The records:
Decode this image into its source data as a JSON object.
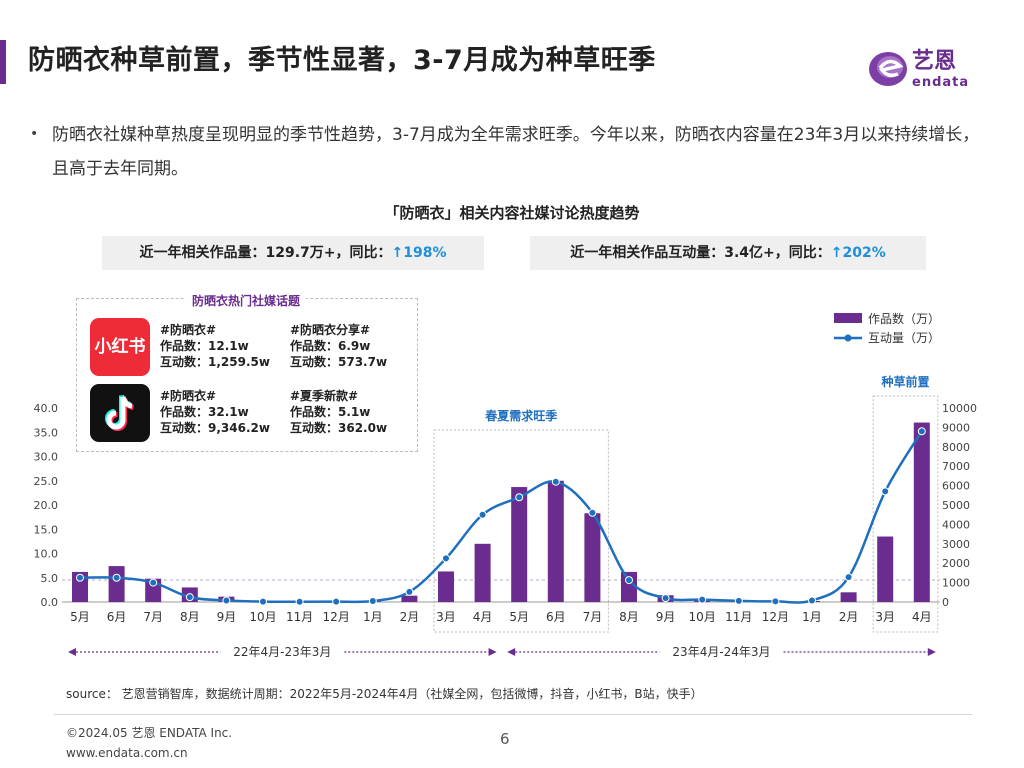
{
  "header": {
    "title": "防晒衣种草前置，季节性显著，3-7月成为种草旺季",
    "logo_text": "艺恩",
    "logo_sub": "endata"
  },
  "bullet": {
    "text": "防晒衣社媒种草热度呈现明显的季节性趋势，3-7月成为全年需求旺季。今年以来，防晒衣内容量在23年3月以来持续增长，且高于去年同期。"
  },
  "stats": {
    "works_label": "近一年相关作品量：129.7万+，同比：",
    "works_yoy": "↑198%",
    "interact_label": "近一年相关作品互动量：3.4亿+，同比：",
    "interact_yoy": "↑202%"
  },
  "topics": {
    "title": "防晒衣热门社媒话题",
    "xiaohongshu_icon": "小红书",
    "xiaohongshu": [
      {
        "tag": "#防晒衣#",
        "works": "作品数：12.1w",
        "interact": "互动数：1,259.5w"
      },
      {
        "tag": "#防晒衣分享#",
        "works": "作品数：6.9w",
        "interact": "互动数：573.7w"
      }
    ],
    "douyin": [
      {
        "tag": "#防晒衣#",
        "works": "作品数：32.1w",
        "interact": "互动数：9,346.2w"
      },
      {
        "tag": "#夏季新款#",
        "works": "作品数：5.1w",
        "interact": "互动数：362.0w"
      }
    ]
  },
  "chart_data": {
    "type": "bar+line",
    "title": "「防晒衣」相关内容社媒讨论热度趋势",
    "categories": [
      "5月",
      "6月",
      "7月",
      "8月",
      "9月",
      "10月",
      "11月",
      "12月",
      "1月",
      "2月",
      "3月",
      "4月",
      "5月",
      "6月",
      "7月",
      "8月",
      "9月",
      "10月",
      "11月",
      "12月",
      "1月",
      "2月",
      "3月",
      "4月"
    ],
    "series": [
      {
        "name": "作品数（万）",
        "type": "bar",
        "axis": "left",
        "color": "#6a2c8e",
        "values": [
          6.2,
          7.4,
          4.8,
          3.0,
          1.1,
          0.2,
          0.1,
          0.2,
          0.3,
          1.3,
          6.3,
          12.0,
          23.7,
          25.0,
          18.3,
          6.2,
          1.4,
          0.4,
          0.2,
          0.1,
          0.2,
          2.0,
          13.5,
          37.0
        ]
      },
      {
        "name": "互动量（万）",
        "type": "line",
        "axis": "right",
        "color": "#1f6fbf",
        "values": [
          1250,
          1250,
          1000,
          250,
          80,
          20,
          10,
          20,
          50,
          520,
          2250,
          4500,
          5400,
          6200,
          4600,
          1130,
          200,
          120,
          60,
          30,
          80,
          1280,
          5700,
          8800
        ]
      }
    ],
    "y_left": {
      "min": 0,
      "max": 40,
      "ticks": [
        "0.0",
        "5.0",
        "10.0",
        "15.0",
        "20.0",
        "25.0",
        "30.0",
        "35.0",
        "40.0"
      ]
    },
    "y_right": {
      "min": 0,
      "max": 10000,
      "ticks": [
        "0",
        "1000",
        "2000",
        "3000",
        "4000",
        "5000",
        "6000",
        "7000",
        "8000",
        "9000",
        "10000"
      ]
    },
    "highlights": [
      {
        "label": "春夏需求旺季",
        "from": 10,
        "to": 14
      },
      {
        "label": "种草前置",
        "from": 22,
        "to": 23
      }
    ],
    "periods": [
      {
        "label": "22年4月-23年3月",
        "from": 0,
        "to": 11
      },
      {
        "label": "23年4月-24年3月",
        "from": 12,
        "to": 23
      }
    ],
    "legend_position": "top-right"
  },
  "footer": {
    "source": "source： 艺恩营销智库，数据统计周期：2022年5月-2024年4月（社媒全网，包括微博，抖音，小红书，B站，快手）",
    "copyright": "©2024.05  艺恩 ENDATA Inc.",
    "website": "www.endata.com.cn",
    "page": "6"
  },
  "colors": {
    "purple": "#6a2c8e",
    "line_blue": "#1f6fbf",
    "accent_blue": "#1f8fd9"
  }
}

Problem statement: Return the material word for word. Pictures are not part of the copy.

The solution:
Decode this image into its source data as a JSON object.
{
  "header": {
    "title": "防晒衣种草前置，季节性显著，3-7月成为种草旺季",
    "logo_text": "艺恩",
    "logo_sub": "endata"
  },
  "bullet": {
    "text": "防晒衣社媒种草热度呈现明显的季节性趋势，3-7月成为全年需求旺季。今年以来，防晒衣内容量在23年3月以来持续增长，且高于去年同期。"
  },
  "stats": {
    "works_label": "近一年相关作品量：129.7万+，同比：",
    "works_yoy": "↑198%",
    "interact_label": "近一年相关作品互动量：3.4亿+，同比：",
    "interact_yoy": "↑202%"
  },
  "topics": {
    "title": "防晒衣热门社媒话题",
    "xiaohongshu_icon": "小红书",
    "xiaohongshu": [
      {
        "tag": "#防晒衣#",
        "works": "作品数：12.1w",
        "interact": "互动数：1,259.5w"
      },
      {
        "tag": "#防晒衣分享#",
        "works": "作品数：6.9w",
        "interact": "互动数：573.7w"
      }
    ],
    "douyin": [
      {
        "tag": "#防晒衣#",
        "works": "作品数：32.1w",
        "interact": "互动数：9,346.2w"
      },
      {
        "tag": "#夏季新款#",
        "works": "作品数：5.1w",
        "interact": "互动数：362.0w"
      }
    ]
  },
  "chart_data": {
    "type": "bar+line",
    "title": "「防晒衣」相关内容社媒讨论热度趋势",
    "categories": [
      "5月",
      "6月",
      "7月",
      "8月",
      "9月",
      "10月",
      "11月",
      "12月",
      "1月",
      "2月",
      "3月",
      "4月",
      "5月",
      "6月",
      "7月",
      "8月",
      "9月",
      "10月",
      "11月",
      "12月",
      "1月",
      "2月",
      "3月",
      "4月"
    ],
    "series": [
      {
        "name": "作品数（万）",
        "type": "bar",
        "axis": "left",
        "color": "#6a2c8e",
        "values": [
          6.2,
          7.4,
          4.8,
          3.0,
          1.1,
          0.2,
          0.1,
          0.2,
          0.3,
          1.3,
          6.3,
          12.0,
          23.7,
          25.0,
          18.3,
          6.2,
          1.4,
          0.4,
          0.2,
          0.1,
          0.2,
          2.0,
          13.5,
          37.0
        ]
      },
      {
        "name": "互动量（万）",
        "type": "line",
        "axis": "right",
        "color": "#1f6fbf",
        "values": [
          1250,
          1250,
          1000,
          250,
          80,
          20,
          10,
          20,
          50,
          520,
          2250,
          4500,
          5400,
          6200,
          4600,
          1130,
          200,
          120,
          60,
          30,
          80,
          1280,
          5700,
          8800
        ]
      }
    ],
    "y_left": {
      "min": 0,
      "max": 40,
      "ticks": [
        "0.0",
        "5.0",
        "10.0",
        "15.0",
        "20.0",
        "25.0",
        "30.0",
        "35.0",
        "40.0"
      ]
    },
    "y_right": {
      "min": 0,
      "max": 10000,
      "ticks": [
        "0",
        "1000",
        "2000",
        "3000",
        "4000",
        "5000",
        "6000",
        "7000",
        "8000",
        "9000",
        "10000"
      ]
    },
    "highlights": [
      {
        "label": "春夏需求旺季",
        "from": 10,
        "to": 14
      },
      {
        "label": "种草前置",
        "from": 22,
        "to": 23
      }
    ],
    "periods": [
      {
        "label": "22年4月-23年3月",
        "from": 0,
        "to": 11
      },
      {
        "label": "23年4月-24年3月",
        "from": 12,
        "to": 23
      }
    ],
    "legend_position": "top-right"
  },
  "footer": {
    "source": "source： 艺恩营销智库，数据统计周期：2022年5月-2024年4月（社媒全网，包括微博，抖音，小红书，B站，快手）",
    "copyright": "©2024.05  艺恩 ENDATA Inc.",
    "website": "www.endata.com.cn",
    "page": "6"
  },
  "colors": {
    "purple": "#6a2c8e",
    "line_blue": "#1f6fbf",
    "accent_blue": "#1f8fd9"
  }
}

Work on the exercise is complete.